[start]

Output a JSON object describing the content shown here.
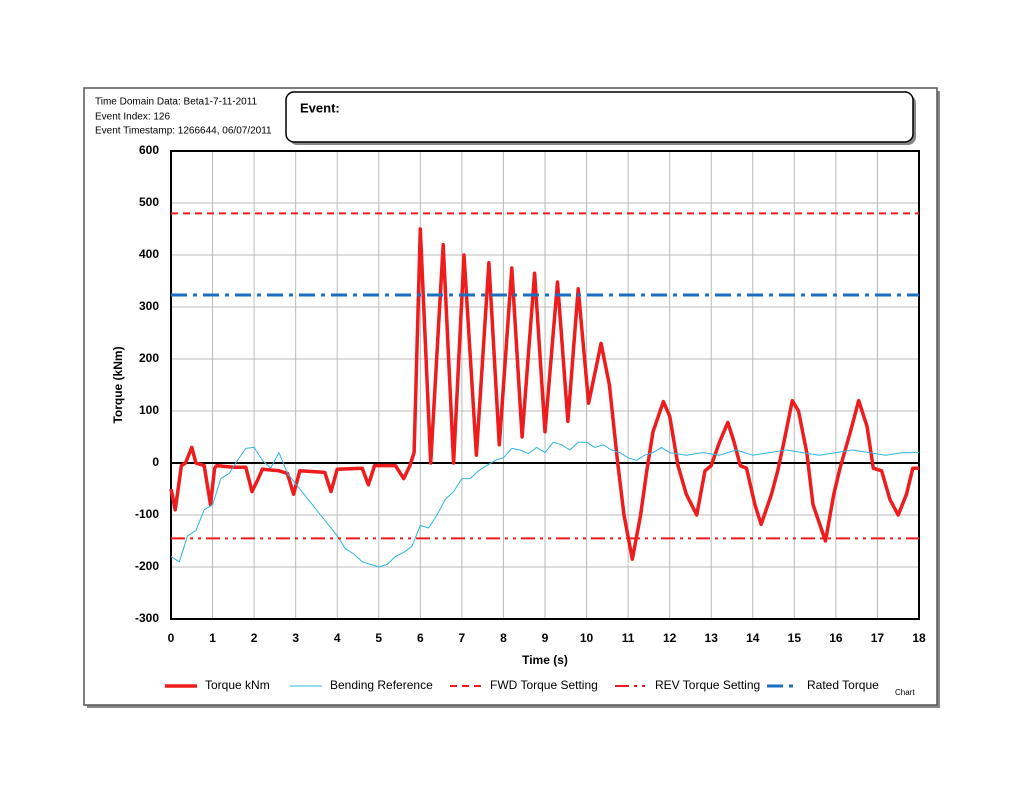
{
  "header": {
    "lines": [
      "Time Domain Data: Beta1-7-11-2011",
      "Event Index: 126",
      "Event Timestamp: 1266644, 06/07/2011"
    ],
    "event_label": "Event:",
    "corner_note": "Chart"
  },
  "chart_data": {
    "type": "line",
    "xlabel": "Time (s)",
    "ylabel": "Torque (kNm)",
    "xlim": [
      0,
      18
    ],
    "xticks": [
      0,
      1,
      2,
      3,
      4,
      5,
      6,
      7,
      8,
      9,
      10,
      11,
      12,
      13,
      14,
      15,
      16,
      17,
      18
    ],
    "ylim": [
      -300,
      600
    ],
    "yticks": [
      -300,
      -200,
      -100,
      0,
      100,
      200,
      300,
      400,
      500,
      600
    ],
    "grid": true,
    "legend": "bottom",
    "series": [
      {
        "name": "Torque kNm",
        "color": "#ee1c1c",
        "dash": "solid",
        "width": 3.5,
        "x": [
          0,
          0.1,
          0.25,
          0.35,
          0.5,
          0.6,
          0.8,
          0.95,
          1.05,
          1.1,
          1.5,
          1.8,
          1.95,
          2.1,
          2.2,
          2.6,
          2.8,
          2.95,
          3.1,
          3.7,
          3.85,
          4.0,
          4.6,
          4.75,
          4.9,
          5.4,
          5.6,
          5.75,
          5.85,
          6.0,
          6.25,
          6.55,
          6.8,
          7.05,
          7.35,
          7.65,
          7.9,
          8.2,
          8.45,
          8.75,
          9.0,
          9.3,
          9.55,
          9.8,
          10.05,
          10.35,
          10.55,
          10.75,
          10.9,
          11.1,
          11.3,
          11.45,
          11.6,
          11.85,
          12.0,
          12.2,
          12.4,
          12.65,
          12.85,
          13.0,
          13.2,
          13.4,
          13.55,
          13.7,
          13.85,
          14.05,
          14.2,
          14.45,
          14.6,
          14.75,
          14.95,
          15.1,
          15.3,
          15.45,
          15.75,
          15.95,
          16.1,
          16.35,
          16.55,
          16.75,
          16.9,
          17.1,
          17.3,
          17.5,
          17.7,
          17.85,
          18
        ],
        "values": [
          -50,
          -90,
          -5,
          0,
          30,
          0,
          -5,
          -80,
          -10,
          -5,
          -8,
          -8,
          -55,
          -30,
          -12,
          -15,
          -20,
          -60,
          -15,
          -18,
          -55,
          -12,
          -10,
          -42,
          -5,
          -5,
          -30,
          -5,
          20,
          450,
          0,
          420,
          0,
          400,
          15,
          385,
          35,
          375,
          50,
          365,
          60,
          348,
          80,
          335,
          115,
          230,
          150,
          0,
          -100,
          -185,
          -100,
          -15,
          60,
          118,
          90,
          -5,
          -60,
          -100,
          -15,
          -5,
          40,
          78,
          40,
          -5,
          -10,
          -80,
          -118,
          -60,
          -15,
          40,
          120,
          100,
          20,
          -80,
          -150,
          -60,
          -10,
          60,
          120,
          70,
          -10,
          -15,
          -70,
          -100,
          -60,
          -10,
          -10
        ]
      },
      {
        "name": "Bending Reference",
        "color": "#2eb4e0",
        "dash": "solid",
        "width": 1,
        "x": [
          0,
          0.2,
          0.4,
          0.6,
          0.8,
          1.0,
          1.2,
          1.4,
          1.6,
          1.8,
          2.0,
          2.2,
          2.4,
          2.6,
          2.8,
          3.0,
          3.2,
          3.4,
          3.6,
          3.8,
          4.0,
          4.2,
          4.4,
          4.6,
          4.8,
          5.0,
          5.2,
          5.4,
          5.6,
          5.8,
          6.0,
          6.2,
          6.4,
          6.6,
          6.8,
          7.0,
          7.2,
          7.4,
          7.6,
          7.8,
          8.0,
          8.2,
          8.4,
          8.6,
          8.8,
          9.0,
          9.2,
          9.4,
          9.6,
          9.8,
          10.0,
          10.2,
          10.4,
          10.6,
          10.8,
          11.0,
          11.2,
          11.4,
          11.6,
          11.8,
          12.0,
          12.4,
          12.8,
          13.2,
          13.6,
          14.0,
          14.4,
          14.8,
          15.2,
          15.6,
          16.0,
          16.4,
          16.8,
          17.2,
          17.6,
          18
        ],
        "values": [
          -180,
          -190,
          -140,
          -130,
          -90,
          -80,
          -30,
          -20,
          5,
          28,
          30,
          5,
          -10,
          20,
          -20,
          -40,
          -60,
          -80,
          -100,
          -120,
          -140,
          -165,
          -175,
          -190,
          -195,
          -200,
          -195,
          -180,
          -172,
          -160,
          -120,
          -125,
          -100,
          -70,
          -55,
          -30,
          -30,
          -15,
          -5,
          5,
          10,
          28,
          25,
          18,
          30,
          20,
          40,
          35,
          25,
          40,
          40,
          30,
          35,
          25,
          20,
          10,
          5,
          15,
          20,
          30,
          20,
          15,
          20,
          15,
          25,
          15,
          20,
          25,
          20,
          15,
          20,
          25,
          20,
          15,
          20,
          20
        ]
      },
      {
        "name": "FWD Torque Setting",
        "color": "#ee1c1c",
        "dash": "dash",
        "width": 2,
        "x": [
          0,
          18
        ],
        "values": [
          480,
          480
        ]
      },
      {
        "name": "REV Torque Setting",
        "color": "#ee1c1c",
        "dash": "dashdotdot",
        "width": 2,
        "x": [
          0,
          18
        ],
        "values": [
          -145,
          -145
        ]
      },
      {
        "name": "Rated Torque",
        "color": "#1a6fc4",
        "dash": "dashdot",
        "width": 3,
        "x": [
          0,
          18
        ],
        "values": [
          323,
          323
        ]
      }
    ]
  }
}
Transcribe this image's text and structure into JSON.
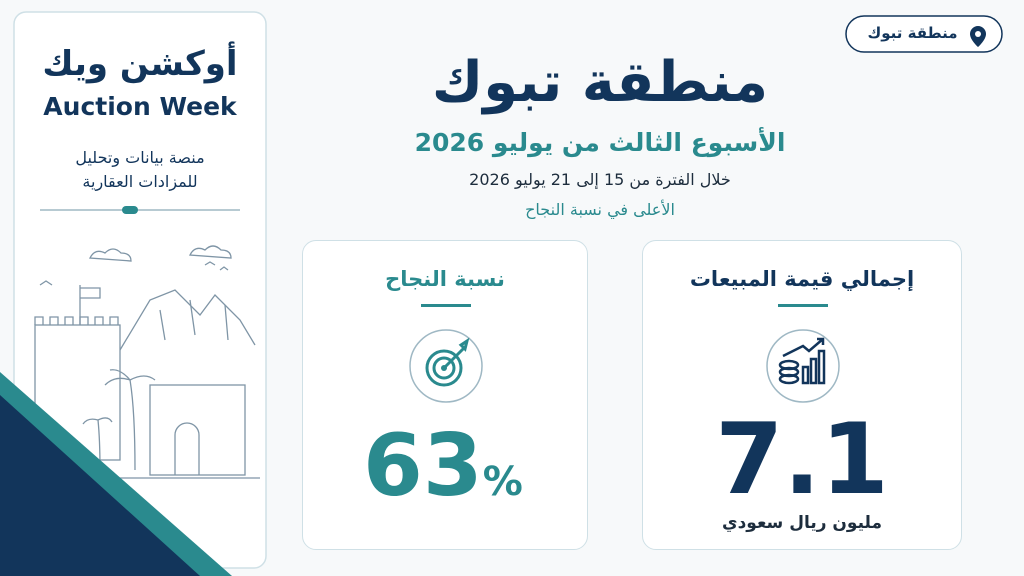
{
  "location_badge": "منطقة تبوك",
  "logo": {
    "arabic": "أوكشن ويك",
    "english": "Auction Week"
  },
  "tagline": [
    "منصة بيانات وتحليل",
    "للمزادات العقارية"
  ],
  "header": {
    "title": "منطقة تبوك",
    "subtitle": "الأسبوع الثالث من يوليو 2026",
    "period": "خلال الفترة من 15 إلى 21 يوليو 2026",
    "note": "الأعلى في نسبة النجاح"
  },
  "cards": [
    {
      "title": "إجمالي قيمة المبيعات",
      "value": 7.1,
      "unit": "مليون ريال سعودي"
    },
    {
      "title": "نسبة النجاح",
      "value": 63,
      "unit": "%"
    }
  ]
}
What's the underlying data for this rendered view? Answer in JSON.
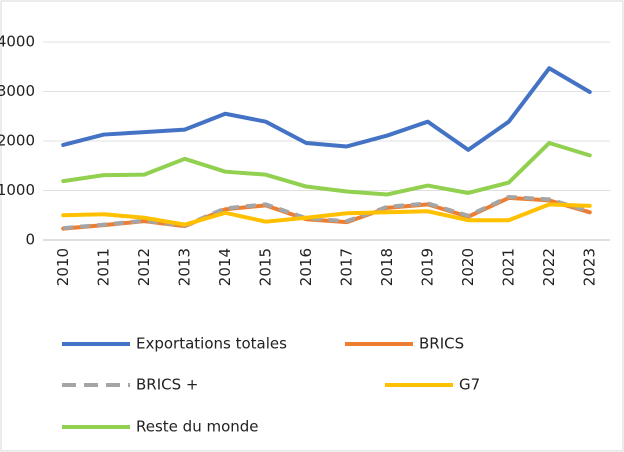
{
  "chart_data": {
    "type": "line",
    "categories": [
      "2010",
      "2011",
      "2012",
      "2013",
      "2014",
      "2015",
      "2016",
      "2017",
      "2018",
      "2019",
      "2020",
      "2021",
      "2022",
      "2023"
    ],
    "series": [
      {
        "name": "Exportations totales",
        "color": "#4472c4",
        "values": [
          1920,
          2130,
          2180,
          2230,
          2550,
          2390,
          1960,
          1890,
          2110,
          2390,
          1820,
          2390,
          3470,
          2990
        ]
      },
      {
        "name": "BRICS",
        "color": "#ed7d31",
        "values": [
          230,
          300,
          380,
          280,
          620,
          700,
          420,
          360,
          650,
          720,
          470,
          850,
          800,
          560
        ]
      },
      {
        "name": "BRICS +",
        "color": "#a5a5a5",
        "dashed": true,
        "values": [
          240,
          310,
          390,
          290,
          640,
          720,
          440,
          380,
          670,
          740,
          490,
          870,
          820,
          580
        ]
      },
      {
        "name": "G7",
        "color": "#ffc000",
        "values": [
          500,
          520,
          450,
          310,
          550,
          370,
          450,
          540,
          560,
          580,
          400,
          400,
          720,
          690
        ]
      },
      {
        "name": "Reste du monde",
        "color": "#92d050",
        "values": [
          1190,
          1310,
          1320,
          1640,
          1380,
          1320,
          1080,
          980,
          920,
          1100,
          950,
          1160,
          1960,
          1710
        ]
      }
    ],
    "ylim": [
      0,
      4000
    ],
    "yticks": [
      0,
      1000,
      2000,
      3000,
      4000
    ],
    "grid": true,
    "legend": "bottom"
  }
}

[end]

* BRIEF: Read through the entries and copy every line that includes "Torque".

* WRITTEN SOLUTION:
    "ylabel": "Torque (kNm)",
        "name": "Torque kNm",
        "name": "FWD Torque Setting",
        "name": "REV Torque Setting",
        "name": "Rated Torque",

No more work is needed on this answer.